=== DIRECTIONS FOR THIS TASK ===
Using the data beneath, show every line that includes the word "screenshot".

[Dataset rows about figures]
>>
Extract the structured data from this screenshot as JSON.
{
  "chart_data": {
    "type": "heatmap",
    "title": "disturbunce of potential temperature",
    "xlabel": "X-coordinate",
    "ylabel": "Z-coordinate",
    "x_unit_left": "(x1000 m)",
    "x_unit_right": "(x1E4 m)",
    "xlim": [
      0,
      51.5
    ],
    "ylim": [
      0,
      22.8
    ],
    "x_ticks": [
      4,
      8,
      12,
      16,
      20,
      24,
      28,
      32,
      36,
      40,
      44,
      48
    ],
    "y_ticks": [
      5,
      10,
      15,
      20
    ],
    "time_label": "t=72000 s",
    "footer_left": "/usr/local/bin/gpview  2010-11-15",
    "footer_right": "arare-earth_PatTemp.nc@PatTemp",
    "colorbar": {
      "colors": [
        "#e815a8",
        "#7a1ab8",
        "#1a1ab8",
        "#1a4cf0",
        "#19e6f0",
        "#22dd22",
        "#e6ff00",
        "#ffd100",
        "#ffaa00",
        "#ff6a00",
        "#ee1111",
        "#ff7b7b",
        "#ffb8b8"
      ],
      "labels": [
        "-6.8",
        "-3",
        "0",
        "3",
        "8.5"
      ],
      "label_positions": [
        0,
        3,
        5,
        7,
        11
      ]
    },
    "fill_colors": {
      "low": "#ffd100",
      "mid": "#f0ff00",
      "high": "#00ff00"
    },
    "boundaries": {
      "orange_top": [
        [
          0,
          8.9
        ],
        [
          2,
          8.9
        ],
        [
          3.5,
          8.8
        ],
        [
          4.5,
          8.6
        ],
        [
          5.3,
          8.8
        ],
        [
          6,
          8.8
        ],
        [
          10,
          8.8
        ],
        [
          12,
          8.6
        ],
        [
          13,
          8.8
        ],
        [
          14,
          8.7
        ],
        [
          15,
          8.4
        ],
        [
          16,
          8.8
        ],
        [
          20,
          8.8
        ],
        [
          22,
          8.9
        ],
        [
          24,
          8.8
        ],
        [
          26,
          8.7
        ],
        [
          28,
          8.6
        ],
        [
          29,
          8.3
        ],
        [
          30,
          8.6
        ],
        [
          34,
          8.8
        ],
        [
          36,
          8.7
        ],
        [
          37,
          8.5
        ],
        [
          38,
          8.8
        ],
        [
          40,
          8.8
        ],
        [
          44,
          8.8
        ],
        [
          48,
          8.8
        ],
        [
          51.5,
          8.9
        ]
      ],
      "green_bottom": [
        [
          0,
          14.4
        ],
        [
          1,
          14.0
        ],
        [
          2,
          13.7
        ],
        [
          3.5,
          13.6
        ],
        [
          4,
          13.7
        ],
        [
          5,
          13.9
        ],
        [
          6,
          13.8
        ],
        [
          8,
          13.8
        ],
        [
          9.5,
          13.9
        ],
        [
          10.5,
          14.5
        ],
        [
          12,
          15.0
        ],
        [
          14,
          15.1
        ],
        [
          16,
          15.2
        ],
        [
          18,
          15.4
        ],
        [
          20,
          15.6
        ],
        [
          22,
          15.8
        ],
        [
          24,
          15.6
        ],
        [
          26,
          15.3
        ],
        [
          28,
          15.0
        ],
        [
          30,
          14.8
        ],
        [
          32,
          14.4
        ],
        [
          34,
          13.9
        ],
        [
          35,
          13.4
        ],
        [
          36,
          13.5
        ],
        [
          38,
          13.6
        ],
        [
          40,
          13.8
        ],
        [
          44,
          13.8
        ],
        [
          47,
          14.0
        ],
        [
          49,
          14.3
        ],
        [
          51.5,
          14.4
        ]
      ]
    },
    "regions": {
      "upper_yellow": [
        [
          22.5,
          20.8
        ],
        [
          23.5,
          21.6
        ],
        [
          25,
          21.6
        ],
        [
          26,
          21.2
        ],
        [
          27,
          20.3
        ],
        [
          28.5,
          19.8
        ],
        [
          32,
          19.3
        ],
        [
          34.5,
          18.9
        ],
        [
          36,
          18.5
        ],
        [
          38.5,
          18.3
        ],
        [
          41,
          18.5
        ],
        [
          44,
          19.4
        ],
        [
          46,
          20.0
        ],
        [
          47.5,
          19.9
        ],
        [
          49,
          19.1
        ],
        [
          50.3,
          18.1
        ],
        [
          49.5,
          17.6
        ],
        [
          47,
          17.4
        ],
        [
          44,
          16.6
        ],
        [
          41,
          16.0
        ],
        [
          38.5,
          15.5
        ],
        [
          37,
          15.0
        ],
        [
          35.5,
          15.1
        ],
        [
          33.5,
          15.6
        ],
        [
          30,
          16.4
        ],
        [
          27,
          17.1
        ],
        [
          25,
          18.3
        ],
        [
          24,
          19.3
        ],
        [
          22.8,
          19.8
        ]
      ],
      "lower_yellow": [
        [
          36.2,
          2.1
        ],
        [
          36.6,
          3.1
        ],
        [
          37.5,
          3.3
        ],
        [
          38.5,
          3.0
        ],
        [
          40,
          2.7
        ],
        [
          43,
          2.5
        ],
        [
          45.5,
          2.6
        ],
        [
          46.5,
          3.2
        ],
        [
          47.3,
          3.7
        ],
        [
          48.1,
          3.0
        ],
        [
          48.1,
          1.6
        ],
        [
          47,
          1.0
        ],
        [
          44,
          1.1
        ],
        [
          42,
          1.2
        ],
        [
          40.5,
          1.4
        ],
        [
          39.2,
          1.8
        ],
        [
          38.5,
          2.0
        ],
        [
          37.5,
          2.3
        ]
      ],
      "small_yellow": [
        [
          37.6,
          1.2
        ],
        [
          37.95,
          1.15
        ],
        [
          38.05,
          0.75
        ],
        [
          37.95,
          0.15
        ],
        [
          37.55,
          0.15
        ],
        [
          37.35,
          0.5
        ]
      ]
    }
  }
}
<<
>>
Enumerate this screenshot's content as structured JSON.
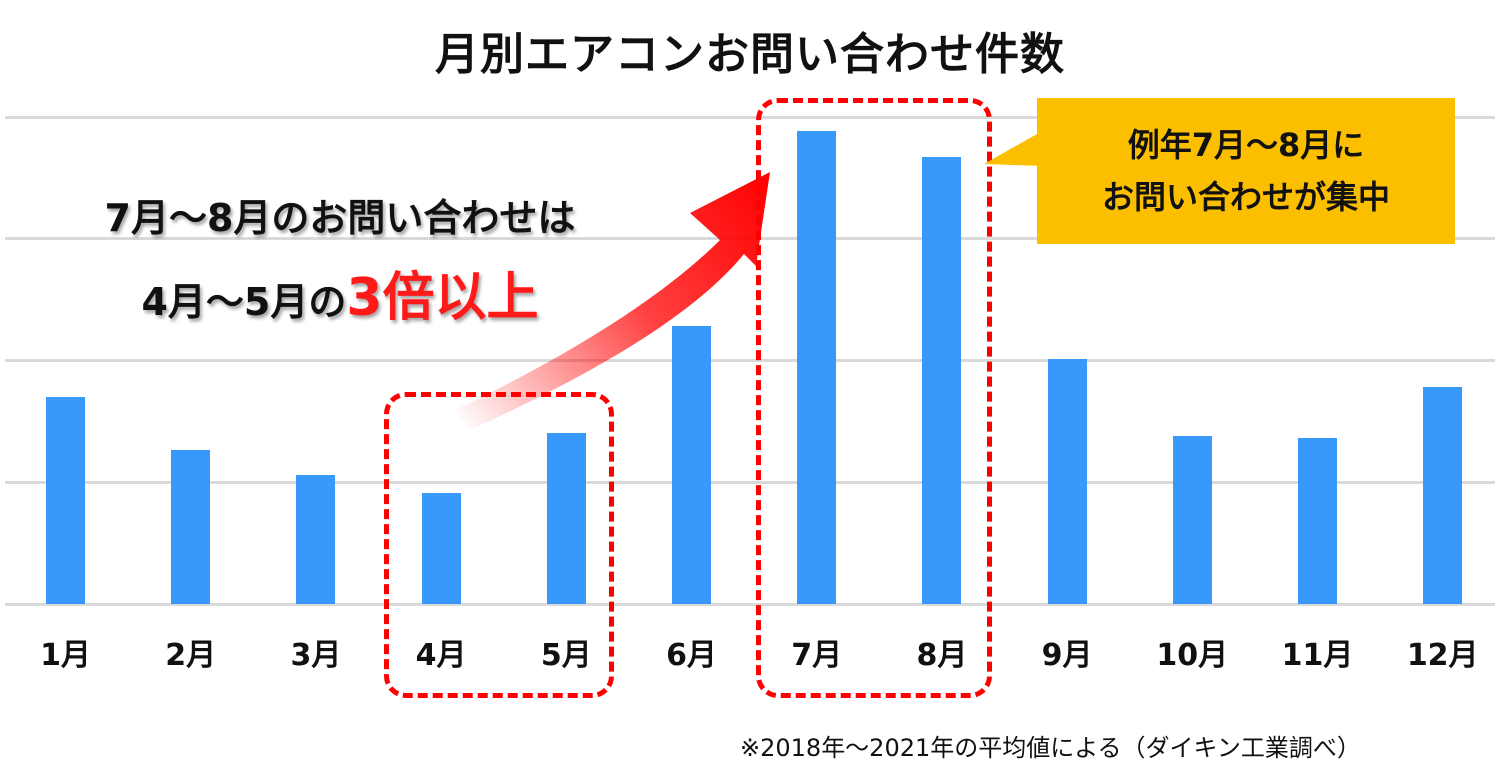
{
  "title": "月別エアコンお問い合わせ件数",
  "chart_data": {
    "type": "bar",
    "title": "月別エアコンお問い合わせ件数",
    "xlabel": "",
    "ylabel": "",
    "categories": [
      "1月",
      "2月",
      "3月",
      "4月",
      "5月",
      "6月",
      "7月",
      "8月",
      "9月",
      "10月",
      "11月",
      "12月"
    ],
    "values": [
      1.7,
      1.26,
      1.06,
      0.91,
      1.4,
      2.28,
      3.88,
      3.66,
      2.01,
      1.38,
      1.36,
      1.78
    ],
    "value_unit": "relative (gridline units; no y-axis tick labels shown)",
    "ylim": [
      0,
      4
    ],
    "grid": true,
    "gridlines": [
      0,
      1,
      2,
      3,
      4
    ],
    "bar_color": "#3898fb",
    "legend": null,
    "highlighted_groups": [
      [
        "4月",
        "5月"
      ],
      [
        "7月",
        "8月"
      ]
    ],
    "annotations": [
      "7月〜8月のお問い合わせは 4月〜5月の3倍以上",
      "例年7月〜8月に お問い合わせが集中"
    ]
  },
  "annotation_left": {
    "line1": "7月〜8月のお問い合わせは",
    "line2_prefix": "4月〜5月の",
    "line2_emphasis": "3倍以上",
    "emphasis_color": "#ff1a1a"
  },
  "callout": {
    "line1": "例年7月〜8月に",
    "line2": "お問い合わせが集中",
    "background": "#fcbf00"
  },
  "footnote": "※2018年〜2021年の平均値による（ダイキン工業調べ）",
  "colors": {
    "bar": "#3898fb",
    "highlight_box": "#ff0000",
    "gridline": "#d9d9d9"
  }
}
<<
=== EXERCISE SOLUTION ===
Extract the structured data from this screenshot as JSON.
Enumerate this screenshot's content as structured JSON.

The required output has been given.